### [Recorded information]
----
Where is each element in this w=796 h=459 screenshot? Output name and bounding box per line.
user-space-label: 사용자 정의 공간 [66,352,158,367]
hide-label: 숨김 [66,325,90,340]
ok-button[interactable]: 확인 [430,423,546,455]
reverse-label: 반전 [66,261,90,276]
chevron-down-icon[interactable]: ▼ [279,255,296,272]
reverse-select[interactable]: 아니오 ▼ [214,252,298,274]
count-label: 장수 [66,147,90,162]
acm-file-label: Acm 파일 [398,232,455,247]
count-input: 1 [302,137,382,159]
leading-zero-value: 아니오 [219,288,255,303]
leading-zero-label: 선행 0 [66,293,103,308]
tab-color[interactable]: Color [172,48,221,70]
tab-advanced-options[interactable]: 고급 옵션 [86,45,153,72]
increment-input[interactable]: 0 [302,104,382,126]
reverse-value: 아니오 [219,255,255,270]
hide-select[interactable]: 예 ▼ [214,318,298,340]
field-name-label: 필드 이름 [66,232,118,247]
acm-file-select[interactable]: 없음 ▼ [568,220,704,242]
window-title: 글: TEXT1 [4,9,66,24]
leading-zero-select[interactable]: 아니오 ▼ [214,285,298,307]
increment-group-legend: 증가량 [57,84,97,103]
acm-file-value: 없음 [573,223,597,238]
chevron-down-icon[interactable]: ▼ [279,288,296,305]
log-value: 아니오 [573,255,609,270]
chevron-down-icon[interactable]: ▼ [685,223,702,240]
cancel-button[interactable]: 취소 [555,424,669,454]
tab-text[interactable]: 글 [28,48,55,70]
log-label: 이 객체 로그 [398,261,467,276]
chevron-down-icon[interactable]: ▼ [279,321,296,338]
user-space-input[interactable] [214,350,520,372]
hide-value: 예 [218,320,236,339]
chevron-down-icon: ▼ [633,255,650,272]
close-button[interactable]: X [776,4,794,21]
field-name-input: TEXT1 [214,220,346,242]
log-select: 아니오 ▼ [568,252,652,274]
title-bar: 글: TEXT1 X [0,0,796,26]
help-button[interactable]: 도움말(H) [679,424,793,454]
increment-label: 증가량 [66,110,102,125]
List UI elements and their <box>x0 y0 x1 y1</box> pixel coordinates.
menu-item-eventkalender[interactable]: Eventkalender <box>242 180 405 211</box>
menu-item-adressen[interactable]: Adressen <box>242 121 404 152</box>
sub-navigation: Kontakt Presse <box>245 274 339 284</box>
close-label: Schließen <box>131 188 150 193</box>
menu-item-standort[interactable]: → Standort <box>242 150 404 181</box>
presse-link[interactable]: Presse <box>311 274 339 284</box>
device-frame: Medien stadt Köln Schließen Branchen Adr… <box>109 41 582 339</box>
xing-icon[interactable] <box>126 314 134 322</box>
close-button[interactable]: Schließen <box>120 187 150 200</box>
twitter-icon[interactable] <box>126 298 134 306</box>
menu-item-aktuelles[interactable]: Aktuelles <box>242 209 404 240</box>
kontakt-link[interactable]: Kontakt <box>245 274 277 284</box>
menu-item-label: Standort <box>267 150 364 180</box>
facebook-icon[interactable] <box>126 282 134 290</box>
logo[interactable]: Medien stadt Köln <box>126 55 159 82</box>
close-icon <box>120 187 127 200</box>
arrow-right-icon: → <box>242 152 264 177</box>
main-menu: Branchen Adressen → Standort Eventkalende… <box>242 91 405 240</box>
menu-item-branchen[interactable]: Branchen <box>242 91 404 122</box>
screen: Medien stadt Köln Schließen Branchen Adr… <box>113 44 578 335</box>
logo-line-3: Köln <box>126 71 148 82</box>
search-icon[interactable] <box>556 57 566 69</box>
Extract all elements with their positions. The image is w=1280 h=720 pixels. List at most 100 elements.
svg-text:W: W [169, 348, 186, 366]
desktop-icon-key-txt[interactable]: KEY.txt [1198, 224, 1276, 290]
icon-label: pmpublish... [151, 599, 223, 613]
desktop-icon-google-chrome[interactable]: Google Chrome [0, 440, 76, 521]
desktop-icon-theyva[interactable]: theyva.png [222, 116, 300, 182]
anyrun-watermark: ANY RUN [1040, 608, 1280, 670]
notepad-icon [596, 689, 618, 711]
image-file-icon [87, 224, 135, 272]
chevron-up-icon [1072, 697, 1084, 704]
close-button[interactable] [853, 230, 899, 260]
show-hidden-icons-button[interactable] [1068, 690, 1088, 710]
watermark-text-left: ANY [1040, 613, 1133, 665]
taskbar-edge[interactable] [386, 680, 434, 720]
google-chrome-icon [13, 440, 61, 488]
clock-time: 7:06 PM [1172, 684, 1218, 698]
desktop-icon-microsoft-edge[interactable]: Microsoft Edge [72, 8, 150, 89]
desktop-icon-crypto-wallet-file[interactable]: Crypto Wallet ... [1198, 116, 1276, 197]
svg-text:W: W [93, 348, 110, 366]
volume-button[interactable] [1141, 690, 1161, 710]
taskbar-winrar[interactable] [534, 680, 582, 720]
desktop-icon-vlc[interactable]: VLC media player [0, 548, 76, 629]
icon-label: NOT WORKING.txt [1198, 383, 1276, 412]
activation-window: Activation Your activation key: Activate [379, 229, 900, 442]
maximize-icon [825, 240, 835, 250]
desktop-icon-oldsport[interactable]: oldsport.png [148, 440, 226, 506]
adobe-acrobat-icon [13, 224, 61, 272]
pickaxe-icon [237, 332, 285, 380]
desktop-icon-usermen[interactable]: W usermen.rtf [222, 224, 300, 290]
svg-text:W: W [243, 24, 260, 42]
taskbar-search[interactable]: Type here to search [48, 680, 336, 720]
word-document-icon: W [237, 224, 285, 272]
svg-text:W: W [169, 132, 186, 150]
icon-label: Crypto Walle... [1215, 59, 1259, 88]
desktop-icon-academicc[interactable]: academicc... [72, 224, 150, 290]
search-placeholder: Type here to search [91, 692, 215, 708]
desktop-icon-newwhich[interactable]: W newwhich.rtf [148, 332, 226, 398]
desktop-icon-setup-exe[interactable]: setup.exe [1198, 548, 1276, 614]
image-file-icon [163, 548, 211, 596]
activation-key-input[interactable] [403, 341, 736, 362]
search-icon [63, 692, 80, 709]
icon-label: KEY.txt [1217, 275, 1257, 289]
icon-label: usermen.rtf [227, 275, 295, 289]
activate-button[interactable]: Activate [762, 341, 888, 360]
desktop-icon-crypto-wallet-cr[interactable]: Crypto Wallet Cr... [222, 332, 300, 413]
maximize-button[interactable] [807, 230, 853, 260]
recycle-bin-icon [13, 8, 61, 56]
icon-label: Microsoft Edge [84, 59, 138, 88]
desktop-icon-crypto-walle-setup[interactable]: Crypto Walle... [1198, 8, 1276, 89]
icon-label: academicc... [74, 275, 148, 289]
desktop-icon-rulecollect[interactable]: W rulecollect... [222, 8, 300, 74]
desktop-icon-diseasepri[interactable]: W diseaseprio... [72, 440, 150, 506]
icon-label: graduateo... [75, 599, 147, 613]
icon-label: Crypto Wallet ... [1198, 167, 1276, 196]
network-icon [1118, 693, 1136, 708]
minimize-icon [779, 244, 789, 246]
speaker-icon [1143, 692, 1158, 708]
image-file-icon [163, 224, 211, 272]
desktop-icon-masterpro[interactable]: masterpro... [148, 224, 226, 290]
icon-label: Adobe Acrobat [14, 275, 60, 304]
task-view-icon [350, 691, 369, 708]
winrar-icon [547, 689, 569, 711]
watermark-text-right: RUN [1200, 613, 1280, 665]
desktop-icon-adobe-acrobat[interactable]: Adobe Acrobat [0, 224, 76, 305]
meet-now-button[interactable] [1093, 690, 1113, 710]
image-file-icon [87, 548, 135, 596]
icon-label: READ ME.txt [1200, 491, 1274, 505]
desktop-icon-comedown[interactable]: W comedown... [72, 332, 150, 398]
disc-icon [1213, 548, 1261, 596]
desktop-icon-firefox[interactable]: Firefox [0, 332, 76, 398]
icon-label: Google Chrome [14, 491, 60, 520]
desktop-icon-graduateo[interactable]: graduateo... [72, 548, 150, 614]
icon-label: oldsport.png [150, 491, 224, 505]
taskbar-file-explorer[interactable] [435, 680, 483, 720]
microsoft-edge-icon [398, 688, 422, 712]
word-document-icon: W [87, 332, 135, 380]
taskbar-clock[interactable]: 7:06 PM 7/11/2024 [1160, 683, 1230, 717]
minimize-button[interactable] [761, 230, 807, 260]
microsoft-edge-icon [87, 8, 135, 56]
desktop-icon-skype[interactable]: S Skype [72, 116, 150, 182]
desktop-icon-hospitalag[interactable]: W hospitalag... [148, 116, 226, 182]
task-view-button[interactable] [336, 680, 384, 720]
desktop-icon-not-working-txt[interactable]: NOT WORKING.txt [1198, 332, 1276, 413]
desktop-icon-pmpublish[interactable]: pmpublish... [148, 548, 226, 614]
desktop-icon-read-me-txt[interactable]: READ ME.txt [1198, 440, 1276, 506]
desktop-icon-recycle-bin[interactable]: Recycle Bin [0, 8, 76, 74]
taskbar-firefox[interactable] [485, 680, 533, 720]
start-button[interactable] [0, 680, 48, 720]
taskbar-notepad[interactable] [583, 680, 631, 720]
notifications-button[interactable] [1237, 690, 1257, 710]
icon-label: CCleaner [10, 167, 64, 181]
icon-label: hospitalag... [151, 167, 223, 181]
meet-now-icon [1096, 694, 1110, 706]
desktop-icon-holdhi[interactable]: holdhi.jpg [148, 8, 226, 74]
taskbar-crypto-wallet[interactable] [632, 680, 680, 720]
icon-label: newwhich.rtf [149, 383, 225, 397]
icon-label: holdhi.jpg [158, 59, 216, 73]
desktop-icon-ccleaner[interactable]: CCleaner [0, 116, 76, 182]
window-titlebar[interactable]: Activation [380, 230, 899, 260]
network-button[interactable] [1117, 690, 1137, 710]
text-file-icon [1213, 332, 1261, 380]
----
### [What is asked]
Copy the lines above word for word, from the first line through the one containing "reverse-select[interactable]: 아니오 ▼".

### [Expected output]
Where is each element in this w=796 h=459 screenshot? Output name and bounding box per line.
user-space-label: 사용자 정의 공간 [66,352,158,367]
hide-label: 숨김 [66,325,90,340]
ok-button[interactable]: 확인 [430,423,546,455]
reverse-label: 반전 [66,261,90,276]
chevron-down-icon[interactable]: ▼ [279,255,296,272]
reverse-select[interactable]: 아니오 ▼ [214,252,298,274]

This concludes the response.